**Material provided:**
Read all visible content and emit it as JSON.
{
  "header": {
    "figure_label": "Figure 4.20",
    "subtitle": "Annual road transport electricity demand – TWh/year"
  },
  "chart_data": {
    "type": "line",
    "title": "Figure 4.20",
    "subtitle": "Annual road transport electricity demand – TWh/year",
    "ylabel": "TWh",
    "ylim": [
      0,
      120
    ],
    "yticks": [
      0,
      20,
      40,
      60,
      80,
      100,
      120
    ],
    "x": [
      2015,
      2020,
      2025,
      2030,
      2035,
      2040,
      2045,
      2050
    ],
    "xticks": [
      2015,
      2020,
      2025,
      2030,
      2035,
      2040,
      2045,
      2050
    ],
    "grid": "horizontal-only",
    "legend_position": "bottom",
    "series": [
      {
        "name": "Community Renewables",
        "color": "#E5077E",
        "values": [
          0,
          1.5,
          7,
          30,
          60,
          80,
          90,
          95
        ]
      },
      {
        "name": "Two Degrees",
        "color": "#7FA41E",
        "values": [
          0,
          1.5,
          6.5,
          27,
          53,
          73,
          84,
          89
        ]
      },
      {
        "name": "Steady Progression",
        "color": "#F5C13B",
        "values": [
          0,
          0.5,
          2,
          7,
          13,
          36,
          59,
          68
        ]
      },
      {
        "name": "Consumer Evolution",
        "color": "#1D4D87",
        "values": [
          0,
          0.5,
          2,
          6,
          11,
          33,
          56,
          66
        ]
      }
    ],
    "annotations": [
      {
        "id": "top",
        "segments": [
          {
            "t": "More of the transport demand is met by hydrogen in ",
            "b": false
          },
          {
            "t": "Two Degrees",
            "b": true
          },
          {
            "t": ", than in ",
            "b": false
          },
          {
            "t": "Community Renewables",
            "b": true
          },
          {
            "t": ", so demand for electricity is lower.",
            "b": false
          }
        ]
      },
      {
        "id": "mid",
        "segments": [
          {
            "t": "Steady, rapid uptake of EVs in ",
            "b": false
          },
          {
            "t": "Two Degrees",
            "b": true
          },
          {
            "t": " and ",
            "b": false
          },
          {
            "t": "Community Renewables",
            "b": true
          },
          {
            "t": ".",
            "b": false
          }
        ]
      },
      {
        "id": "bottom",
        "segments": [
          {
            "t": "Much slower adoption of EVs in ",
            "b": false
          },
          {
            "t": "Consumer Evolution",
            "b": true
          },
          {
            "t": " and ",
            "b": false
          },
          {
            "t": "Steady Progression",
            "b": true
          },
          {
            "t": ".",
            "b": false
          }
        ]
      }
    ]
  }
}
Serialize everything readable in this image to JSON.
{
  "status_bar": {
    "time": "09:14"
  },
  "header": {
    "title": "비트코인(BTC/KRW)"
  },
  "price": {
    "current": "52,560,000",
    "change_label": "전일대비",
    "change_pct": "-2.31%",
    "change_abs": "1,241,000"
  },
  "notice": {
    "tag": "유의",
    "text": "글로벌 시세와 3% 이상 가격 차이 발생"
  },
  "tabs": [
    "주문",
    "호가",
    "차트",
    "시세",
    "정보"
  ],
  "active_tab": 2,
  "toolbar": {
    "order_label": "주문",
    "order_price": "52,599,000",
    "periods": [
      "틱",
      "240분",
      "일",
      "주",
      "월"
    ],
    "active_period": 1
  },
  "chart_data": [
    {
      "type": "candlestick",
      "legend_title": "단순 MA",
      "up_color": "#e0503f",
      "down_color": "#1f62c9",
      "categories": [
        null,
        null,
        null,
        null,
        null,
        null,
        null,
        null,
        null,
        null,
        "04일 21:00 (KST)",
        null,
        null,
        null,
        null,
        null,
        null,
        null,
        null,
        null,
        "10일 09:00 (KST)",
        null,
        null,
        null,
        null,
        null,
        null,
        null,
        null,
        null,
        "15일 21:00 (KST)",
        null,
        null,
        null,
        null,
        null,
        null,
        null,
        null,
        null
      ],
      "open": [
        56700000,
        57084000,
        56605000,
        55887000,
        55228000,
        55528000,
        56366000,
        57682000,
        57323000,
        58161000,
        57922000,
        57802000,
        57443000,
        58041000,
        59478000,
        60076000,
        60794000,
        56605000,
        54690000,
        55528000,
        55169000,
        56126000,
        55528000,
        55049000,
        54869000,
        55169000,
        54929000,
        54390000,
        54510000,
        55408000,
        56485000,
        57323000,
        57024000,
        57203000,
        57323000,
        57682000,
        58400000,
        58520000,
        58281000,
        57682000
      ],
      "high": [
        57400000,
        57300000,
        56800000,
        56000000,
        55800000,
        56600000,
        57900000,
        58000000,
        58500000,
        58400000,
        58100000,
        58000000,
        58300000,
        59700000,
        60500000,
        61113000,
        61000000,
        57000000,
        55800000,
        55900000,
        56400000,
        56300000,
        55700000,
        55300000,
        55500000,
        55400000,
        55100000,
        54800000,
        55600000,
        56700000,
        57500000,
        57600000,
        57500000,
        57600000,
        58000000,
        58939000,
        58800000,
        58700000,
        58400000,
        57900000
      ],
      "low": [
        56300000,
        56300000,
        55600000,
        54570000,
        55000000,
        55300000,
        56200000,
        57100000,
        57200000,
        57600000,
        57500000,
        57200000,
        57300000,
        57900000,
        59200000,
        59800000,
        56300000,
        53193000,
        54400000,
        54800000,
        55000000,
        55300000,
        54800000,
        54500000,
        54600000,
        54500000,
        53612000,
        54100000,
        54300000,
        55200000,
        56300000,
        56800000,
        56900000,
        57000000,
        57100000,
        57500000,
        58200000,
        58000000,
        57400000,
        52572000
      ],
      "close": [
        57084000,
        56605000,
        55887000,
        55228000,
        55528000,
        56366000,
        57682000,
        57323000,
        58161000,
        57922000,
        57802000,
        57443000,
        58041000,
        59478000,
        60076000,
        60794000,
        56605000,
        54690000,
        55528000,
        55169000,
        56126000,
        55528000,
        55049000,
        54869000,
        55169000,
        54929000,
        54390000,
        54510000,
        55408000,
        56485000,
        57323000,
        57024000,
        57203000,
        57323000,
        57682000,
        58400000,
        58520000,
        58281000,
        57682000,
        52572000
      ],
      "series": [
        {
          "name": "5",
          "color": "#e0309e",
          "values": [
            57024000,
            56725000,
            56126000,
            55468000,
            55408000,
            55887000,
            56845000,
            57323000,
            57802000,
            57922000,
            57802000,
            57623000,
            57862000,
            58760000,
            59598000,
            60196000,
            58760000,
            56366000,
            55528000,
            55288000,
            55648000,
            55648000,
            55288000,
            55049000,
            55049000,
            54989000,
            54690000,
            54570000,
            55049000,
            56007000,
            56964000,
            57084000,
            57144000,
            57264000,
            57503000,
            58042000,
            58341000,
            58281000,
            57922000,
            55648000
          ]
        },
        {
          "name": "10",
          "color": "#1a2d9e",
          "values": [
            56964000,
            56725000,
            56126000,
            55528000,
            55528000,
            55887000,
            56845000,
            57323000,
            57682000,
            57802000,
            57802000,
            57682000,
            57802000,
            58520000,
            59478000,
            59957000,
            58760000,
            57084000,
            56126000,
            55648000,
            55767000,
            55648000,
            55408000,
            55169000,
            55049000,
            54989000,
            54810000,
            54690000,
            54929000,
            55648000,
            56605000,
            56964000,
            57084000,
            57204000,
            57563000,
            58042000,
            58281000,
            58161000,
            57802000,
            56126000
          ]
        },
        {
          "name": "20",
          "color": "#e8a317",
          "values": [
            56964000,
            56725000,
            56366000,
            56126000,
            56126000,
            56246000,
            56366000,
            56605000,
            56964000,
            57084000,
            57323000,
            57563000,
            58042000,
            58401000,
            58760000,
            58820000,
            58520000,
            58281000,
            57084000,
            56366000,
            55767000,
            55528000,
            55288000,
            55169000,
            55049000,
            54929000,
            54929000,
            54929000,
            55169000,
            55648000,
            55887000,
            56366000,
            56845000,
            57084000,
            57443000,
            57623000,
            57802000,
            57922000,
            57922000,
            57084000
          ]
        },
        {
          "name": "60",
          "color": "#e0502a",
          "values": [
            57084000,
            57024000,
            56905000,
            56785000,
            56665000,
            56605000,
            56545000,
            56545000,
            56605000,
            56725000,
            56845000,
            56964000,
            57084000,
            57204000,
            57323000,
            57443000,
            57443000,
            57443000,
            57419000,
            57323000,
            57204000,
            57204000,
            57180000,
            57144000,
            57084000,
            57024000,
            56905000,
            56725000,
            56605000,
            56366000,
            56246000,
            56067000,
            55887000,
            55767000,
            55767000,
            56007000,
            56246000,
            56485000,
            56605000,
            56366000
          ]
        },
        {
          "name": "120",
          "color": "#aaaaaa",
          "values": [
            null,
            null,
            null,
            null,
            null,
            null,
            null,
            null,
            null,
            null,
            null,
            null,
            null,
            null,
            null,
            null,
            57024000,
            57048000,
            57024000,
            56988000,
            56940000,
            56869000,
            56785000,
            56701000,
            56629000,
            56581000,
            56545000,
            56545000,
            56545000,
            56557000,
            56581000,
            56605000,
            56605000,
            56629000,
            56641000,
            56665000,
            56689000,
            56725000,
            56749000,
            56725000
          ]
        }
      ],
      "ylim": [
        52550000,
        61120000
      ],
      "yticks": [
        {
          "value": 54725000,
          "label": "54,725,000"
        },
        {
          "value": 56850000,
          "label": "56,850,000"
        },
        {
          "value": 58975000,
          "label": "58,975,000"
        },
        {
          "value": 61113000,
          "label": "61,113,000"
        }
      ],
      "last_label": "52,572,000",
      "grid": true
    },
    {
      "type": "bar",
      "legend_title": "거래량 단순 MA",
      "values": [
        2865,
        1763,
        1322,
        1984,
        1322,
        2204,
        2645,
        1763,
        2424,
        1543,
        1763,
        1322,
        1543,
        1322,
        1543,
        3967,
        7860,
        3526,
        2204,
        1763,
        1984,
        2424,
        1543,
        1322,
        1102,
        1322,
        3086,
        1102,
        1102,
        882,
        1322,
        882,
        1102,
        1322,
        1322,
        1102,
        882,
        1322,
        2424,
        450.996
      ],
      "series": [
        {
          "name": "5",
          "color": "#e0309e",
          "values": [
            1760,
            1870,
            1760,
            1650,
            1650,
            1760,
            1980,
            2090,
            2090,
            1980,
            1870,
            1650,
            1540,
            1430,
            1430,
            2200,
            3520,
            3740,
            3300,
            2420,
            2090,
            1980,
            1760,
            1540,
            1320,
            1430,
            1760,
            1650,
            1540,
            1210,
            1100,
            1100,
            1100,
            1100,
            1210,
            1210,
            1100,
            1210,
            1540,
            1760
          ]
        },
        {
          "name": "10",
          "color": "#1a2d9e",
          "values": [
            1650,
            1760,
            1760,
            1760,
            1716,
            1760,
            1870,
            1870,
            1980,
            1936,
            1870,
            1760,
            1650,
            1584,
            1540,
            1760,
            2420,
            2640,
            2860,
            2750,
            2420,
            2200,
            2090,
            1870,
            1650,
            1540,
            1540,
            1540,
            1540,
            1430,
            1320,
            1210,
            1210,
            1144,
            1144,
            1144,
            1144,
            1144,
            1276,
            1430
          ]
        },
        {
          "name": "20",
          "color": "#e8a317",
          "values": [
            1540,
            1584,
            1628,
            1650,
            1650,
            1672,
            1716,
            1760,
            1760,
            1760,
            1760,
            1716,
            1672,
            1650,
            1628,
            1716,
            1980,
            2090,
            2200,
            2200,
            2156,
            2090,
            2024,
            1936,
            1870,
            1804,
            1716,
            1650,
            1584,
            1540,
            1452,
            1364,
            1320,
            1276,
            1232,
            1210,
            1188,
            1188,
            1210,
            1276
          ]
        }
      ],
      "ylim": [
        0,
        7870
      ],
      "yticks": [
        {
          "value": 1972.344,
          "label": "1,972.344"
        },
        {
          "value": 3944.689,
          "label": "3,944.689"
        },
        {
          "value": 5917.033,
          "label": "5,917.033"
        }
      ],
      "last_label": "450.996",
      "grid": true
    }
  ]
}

**Given task:**
Take every line from the data that contains the word "name".

**Answer to the problem:**
        "name": "Community Renewables",
        "name": "Two Degrees",
        "name": "Steady Progression",
        "name": "Consumer Evolution",
          "name": "5",
          "name": "10",
          "name": "20",
          "name": "60",
          "name": "120",
          "name": "5",
          "name": "10",
          "name": "20",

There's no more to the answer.